Dataset entries
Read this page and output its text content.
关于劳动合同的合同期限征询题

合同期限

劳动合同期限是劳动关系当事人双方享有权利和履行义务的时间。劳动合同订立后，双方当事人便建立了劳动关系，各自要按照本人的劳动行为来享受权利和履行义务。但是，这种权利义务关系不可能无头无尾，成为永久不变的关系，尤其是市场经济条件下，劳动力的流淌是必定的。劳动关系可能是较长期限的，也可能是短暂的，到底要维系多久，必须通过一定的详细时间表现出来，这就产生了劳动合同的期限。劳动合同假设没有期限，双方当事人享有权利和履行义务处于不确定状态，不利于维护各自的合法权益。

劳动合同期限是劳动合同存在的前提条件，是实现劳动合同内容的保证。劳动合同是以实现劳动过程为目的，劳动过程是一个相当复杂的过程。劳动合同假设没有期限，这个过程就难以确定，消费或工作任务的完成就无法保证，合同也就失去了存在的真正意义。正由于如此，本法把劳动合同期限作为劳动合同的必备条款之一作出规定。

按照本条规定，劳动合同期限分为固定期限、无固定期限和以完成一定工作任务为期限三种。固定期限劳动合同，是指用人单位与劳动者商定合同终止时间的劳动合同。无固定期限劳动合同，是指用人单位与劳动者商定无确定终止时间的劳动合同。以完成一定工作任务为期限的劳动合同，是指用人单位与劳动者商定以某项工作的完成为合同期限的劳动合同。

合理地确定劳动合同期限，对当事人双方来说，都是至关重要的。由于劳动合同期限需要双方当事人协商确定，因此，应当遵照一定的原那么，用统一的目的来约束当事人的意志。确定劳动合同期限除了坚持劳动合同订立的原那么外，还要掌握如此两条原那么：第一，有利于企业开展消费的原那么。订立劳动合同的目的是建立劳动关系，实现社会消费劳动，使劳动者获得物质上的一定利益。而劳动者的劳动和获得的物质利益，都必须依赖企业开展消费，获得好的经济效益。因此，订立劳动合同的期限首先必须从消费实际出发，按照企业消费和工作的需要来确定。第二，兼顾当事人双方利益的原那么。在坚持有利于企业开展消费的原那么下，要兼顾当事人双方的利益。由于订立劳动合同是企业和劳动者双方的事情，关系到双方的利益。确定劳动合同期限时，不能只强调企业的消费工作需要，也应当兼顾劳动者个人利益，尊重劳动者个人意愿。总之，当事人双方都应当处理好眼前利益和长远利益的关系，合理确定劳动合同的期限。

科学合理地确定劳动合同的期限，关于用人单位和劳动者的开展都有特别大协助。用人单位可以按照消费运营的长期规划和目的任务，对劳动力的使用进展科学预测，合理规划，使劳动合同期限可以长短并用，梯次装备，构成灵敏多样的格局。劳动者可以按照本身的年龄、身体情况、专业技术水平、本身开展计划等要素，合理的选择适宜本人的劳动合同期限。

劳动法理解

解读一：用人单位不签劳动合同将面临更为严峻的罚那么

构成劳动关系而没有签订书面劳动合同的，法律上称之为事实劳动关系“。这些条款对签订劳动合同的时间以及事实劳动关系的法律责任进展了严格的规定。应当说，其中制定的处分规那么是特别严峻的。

---

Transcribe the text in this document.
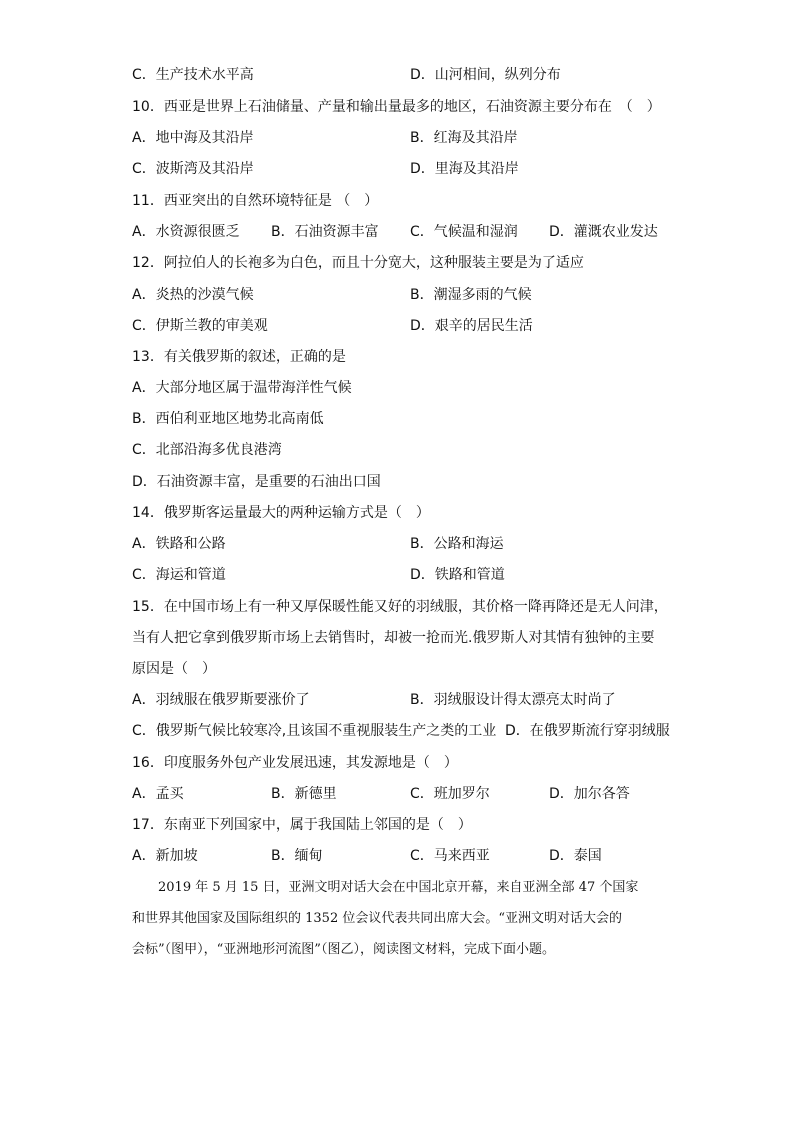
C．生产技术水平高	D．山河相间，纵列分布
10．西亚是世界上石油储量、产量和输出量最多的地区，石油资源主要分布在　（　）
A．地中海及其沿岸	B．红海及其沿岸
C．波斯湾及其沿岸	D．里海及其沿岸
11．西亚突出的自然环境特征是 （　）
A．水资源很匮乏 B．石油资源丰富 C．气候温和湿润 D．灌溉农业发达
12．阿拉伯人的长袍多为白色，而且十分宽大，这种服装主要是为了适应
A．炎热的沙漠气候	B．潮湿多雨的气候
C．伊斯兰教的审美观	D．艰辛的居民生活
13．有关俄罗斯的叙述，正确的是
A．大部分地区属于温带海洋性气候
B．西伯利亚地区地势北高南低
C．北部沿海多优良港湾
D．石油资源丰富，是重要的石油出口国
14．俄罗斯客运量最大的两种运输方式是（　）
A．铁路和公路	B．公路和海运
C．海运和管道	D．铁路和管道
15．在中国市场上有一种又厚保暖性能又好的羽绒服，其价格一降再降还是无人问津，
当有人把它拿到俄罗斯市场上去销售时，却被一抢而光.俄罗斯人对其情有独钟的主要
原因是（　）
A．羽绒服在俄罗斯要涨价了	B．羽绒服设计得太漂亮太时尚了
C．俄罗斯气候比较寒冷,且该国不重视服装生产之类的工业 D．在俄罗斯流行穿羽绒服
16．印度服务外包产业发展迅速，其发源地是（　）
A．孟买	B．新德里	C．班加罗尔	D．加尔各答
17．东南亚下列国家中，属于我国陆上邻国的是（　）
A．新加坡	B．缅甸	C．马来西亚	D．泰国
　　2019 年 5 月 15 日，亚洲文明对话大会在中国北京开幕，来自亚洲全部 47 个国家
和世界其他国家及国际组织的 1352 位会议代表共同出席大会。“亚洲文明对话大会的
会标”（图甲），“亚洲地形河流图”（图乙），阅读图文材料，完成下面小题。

→ **DO THIS**: Return all the lines that contain the string "劳动合同假设没有期限".

→ **SOLUTION FOR THIS PROBLEM**:
劳动合同期限是劳动关系当事人双方享有权利和履行义务的时间。劳动合同订立后，双方当事人便建立了劳动关系，各自要按照本人的劳动行为来享受权利和履行义务。但是，这种权利义务关系不可能无头无尾，成为永久不变的关系，尤其是市场经济条件下，劳动力的流淌是必定的。劳动关系可能是较长期限的，也可能是短暂的，到底要维系多久，必须通过一定的详细时间表现出来，这就产生了劳动合同的期限。劳动合同假设没有期限，双方当事人享有权利和履行义务处于不确定状态，不利于维护各自的合法权益。
劳动合同期限是劳动合同存在的前提条件，是实现劳动合同内容的保证。劳动合同是以实现劳动过程为目的，劳动过程是一个相当复杂的过程。劳动合同假设没有期限，这个过程就难以确定，消费或工作任务的完成就无法保证，合同也就失去了存在的真正意义。正由于如此，本法把劳动合同期限作为劳动合同的必备条款之一作出规定。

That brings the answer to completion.